Rows from a dataset:
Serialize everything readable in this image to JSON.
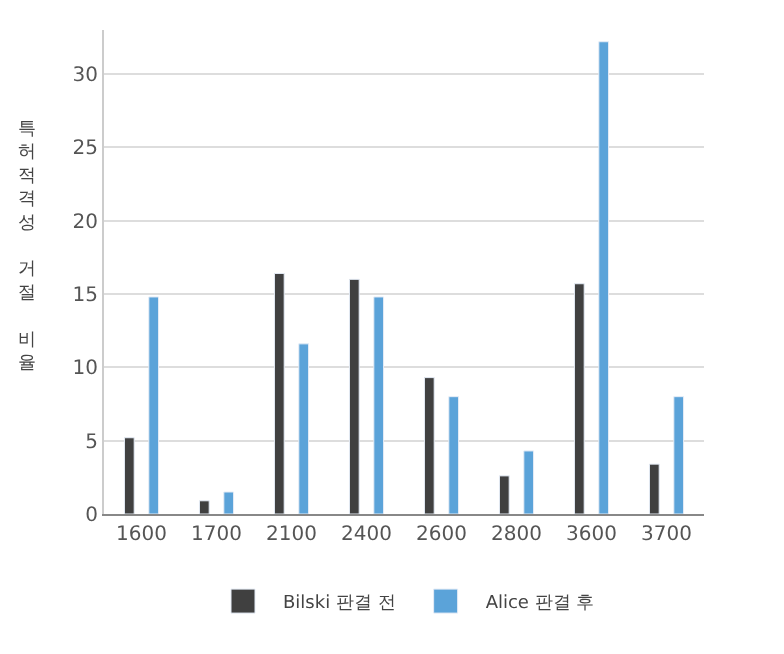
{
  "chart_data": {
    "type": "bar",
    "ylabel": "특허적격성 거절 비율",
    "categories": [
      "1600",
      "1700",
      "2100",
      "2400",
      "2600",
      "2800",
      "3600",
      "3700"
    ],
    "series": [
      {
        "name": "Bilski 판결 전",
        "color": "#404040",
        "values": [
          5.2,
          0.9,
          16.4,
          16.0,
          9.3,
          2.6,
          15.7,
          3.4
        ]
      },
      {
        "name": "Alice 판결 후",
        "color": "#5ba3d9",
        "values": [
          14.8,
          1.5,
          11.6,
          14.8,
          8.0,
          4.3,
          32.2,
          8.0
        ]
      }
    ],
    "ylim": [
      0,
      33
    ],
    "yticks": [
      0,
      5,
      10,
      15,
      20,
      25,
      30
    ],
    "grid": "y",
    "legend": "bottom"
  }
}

* **YOUR TASK**
Transcribe all of the material exactly, leaving out whatever pictures it contains.

* **ANSWER BELOW**
Serialize everything readable in this image to JSON.
{
  "chart_data": {
    "type": "bar",
    "ylabel": "특허적격성 거절 비율",
    "categories": [
      "1600",
      "1700",
      "2100",
      "2400",
      "2600",
      "2800",
      "3600",
      "3700"
    ],
    "series": [
      {
        "name": "Bilski 판결 전",
        "color": "#404040",
        "values": [
          5.2,
          0.9,
          16.4,
          16.0,
          9.3,
          2.6,
          15.7,
          3.4
        ]
      },
      {
        "name": "Alice 판결 후",
        "color": "#5ba3d9",
        "values": [
          14.8,
          1.5,
          11.6,
          14.8,
          8.0,
          4.3,
          32.2,
          8.0
        ]
      }
    ],
    "ylim": [
      0,
      33
    ],
    "yticks": [
      0,
      5,
      10,
      15,
      20,
      25,
      30
    ],
    "grid": "y",
    "legend": "bottom"
  }
}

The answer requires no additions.